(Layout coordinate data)

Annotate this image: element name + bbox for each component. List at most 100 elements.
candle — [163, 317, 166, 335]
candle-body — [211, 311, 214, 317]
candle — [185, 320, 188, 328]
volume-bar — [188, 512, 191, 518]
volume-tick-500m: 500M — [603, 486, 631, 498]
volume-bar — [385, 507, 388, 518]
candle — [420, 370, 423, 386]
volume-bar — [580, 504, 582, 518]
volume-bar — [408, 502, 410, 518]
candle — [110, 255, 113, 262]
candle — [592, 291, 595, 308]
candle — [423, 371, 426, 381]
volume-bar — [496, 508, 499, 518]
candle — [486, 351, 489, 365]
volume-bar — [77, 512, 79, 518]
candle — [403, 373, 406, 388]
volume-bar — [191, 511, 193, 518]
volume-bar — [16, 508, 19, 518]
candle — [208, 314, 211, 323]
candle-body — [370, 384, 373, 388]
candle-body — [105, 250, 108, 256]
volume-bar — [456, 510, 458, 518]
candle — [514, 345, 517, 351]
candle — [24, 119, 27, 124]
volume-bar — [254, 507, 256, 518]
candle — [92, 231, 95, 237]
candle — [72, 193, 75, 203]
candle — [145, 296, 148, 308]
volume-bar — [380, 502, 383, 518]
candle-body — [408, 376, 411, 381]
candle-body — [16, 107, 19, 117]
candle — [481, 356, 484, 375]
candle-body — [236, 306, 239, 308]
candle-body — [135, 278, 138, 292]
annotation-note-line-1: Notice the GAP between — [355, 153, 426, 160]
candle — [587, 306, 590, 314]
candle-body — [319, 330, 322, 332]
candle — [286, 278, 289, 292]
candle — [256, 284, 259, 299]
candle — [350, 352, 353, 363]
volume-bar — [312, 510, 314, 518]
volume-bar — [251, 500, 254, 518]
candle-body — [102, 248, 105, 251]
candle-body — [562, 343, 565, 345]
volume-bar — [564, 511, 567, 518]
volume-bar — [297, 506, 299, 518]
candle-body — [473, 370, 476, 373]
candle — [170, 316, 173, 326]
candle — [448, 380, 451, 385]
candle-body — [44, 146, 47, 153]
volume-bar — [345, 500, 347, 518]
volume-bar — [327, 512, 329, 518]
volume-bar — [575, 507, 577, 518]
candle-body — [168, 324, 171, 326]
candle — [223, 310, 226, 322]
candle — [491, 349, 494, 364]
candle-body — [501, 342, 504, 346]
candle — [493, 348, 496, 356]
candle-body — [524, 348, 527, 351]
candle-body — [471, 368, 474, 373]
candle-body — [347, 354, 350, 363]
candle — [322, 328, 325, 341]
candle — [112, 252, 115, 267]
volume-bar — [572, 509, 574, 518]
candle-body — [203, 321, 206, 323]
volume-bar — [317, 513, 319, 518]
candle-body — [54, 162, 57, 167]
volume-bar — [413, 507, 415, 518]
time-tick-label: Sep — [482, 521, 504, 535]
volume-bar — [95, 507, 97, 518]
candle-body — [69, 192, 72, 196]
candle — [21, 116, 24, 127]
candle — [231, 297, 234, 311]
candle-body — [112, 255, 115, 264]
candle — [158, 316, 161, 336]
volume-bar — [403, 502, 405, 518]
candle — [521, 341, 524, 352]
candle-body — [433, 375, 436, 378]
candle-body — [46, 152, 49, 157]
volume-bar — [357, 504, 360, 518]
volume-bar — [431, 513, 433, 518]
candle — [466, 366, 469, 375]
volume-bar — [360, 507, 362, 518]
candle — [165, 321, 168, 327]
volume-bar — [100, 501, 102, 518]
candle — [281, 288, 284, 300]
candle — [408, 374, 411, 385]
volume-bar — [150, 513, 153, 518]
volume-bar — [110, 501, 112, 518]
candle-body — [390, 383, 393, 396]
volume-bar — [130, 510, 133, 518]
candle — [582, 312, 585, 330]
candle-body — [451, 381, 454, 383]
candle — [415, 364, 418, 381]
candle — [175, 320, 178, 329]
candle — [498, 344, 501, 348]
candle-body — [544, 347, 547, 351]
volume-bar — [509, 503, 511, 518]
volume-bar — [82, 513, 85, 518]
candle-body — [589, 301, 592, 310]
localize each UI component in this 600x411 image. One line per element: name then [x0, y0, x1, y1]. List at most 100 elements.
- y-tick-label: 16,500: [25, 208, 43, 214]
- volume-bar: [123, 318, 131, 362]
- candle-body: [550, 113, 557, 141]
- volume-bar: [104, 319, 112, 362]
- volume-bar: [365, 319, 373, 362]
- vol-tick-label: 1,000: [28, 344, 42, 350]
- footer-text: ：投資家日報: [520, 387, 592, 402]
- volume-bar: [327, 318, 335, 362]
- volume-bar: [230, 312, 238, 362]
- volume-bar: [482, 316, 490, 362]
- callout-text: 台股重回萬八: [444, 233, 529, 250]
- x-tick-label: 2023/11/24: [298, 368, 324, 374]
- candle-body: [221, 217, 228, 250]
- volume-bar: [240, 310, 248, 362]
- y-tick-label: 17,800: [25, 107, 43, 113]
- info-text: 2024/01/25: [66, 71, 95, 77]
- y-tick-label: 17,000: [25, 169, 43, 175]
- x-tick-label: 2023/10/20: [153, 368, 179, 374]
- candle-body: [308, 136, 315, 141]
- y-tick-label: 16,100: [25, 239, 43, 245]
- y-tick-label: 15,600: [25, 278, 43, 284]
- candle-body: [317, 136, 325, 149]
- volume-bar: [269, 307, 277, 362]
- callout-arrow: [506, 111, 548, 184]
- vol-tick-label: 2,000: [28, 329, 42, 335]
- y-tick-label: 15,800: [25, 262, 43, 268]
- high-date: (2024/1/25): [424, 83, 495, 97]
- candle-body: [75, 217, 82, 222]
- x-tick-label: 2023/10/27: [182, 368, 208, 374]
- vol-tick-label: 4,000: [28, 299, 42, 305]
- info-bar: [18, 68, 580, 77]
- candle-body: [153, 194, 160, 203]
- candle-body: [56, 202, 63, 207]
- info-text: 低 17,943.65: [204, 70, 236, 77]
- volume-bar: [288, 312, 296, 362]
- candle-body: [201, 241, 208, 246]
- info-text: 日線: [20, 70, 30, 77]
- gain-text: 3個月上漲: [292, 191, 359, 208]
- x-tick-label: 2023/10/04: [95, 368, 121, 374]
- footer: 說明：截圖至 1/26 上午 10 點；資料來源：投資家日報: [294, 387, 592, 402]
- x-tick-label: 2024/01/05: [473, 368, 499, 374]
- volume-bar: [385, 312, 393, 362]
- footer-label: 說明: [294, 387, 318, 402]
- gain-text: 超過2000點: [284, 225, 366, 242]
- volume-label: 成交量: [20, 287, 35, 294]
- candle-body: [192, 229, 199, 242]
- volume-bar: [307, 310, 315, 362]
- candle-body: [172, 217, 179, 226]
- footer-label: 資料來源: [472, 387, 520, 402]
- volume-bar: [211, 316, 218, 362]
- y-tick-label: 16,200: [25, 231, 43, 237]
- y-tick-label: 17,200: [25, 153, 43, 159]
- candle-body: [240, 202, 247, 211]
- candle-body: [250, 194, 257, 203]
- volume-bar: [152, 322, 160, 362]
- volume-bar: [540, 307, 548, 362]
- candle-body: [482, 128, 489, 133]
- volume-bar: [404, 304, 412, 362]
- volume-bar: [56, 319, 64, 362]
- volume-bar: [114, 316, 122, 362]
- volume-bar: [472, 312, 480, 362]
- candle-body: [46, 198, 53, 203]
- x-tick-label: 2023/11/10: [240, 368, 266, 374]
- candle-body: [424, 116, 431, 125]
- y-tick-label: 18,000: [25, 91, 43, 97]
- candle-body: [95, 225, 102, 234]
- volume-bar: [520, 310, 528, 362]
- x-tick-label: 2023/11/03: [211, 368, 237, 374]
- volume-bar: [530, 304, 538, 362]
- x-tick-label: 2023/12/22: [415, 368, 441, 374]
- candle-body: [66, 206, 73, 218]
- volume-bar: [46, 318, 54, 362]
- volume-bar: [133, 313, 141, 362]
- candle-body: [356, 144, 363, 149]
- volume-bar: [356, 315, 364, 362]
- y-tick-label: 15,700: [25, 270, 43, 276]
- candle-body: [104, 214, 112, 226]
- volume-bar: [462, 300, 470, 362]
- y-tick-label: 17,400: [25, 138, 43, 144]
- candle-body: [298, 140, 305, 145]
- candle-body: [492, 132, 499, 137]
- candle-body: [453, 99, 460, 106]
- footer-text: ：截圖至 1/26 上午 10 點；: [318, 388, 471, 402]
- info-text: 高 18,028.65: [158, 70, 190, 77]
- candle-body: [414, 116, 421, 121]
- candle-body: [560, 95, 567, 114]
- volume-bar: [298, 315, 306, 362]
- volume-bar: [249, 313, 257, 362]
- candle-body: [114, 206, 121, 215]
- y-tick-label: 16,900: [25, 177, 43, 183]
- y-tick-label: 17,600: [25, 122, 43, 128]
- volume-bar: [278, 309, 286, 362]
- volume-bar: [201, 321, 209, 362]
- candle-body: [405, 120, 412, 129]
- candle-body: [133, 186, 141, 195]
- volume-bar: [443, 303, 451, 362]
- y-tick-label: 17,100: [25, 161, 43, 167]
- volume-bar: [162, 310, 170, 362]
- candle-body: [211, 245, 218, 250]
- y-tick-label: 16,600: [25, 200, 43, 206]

Given task: Reproduce the material above verbatim, starting with its first line and stopping after the line that contains "volume-bar — [254, 507, 256, 518]".

Solution to the exercise:
Annotate this image: element name + bbox for each component. List at most 100 elements.
candle — [163, 317, 166, 335]
candle-body — [211, 311, 214, 317]
candle — [185, 320, 188, 328]
volume-bar — [188, 512, 191, 518]
volume-tick-500m: 500M — [603, 486, 631, 498]
volume-bar — [385, 507, 388, 518]
candle — [420, 370, 423, 386]
volume-bar — [580, 504, 582, 518]
volume-bar — [408, 502, 410, 518]
candle — [110, 255, 113, 262]
candle — [592, 291, 595, 308]
candle — [423, 371, 426, 381]
volume-bar — [496, 508, 499, 518]
candle — [486, 351, 489, 365]
volume-bar — [77, 512, 79, 518]
candle — [403, 373, 406, 388]
volume-bar — [191, 511, 193, 518]
volume-bar — [16, 508, 19, 518]
candle — [208, 314, 211, 323]
candle-body — [370, 384, 373, 388]
candle-body — [105, 250, 108, 256]
volume-bar — [456, 510, 458, 518]
candle — [514, 345, 517, 351]
candle — [24, 119, 27, 124]
volume-bar — [254, 507, 256, 518]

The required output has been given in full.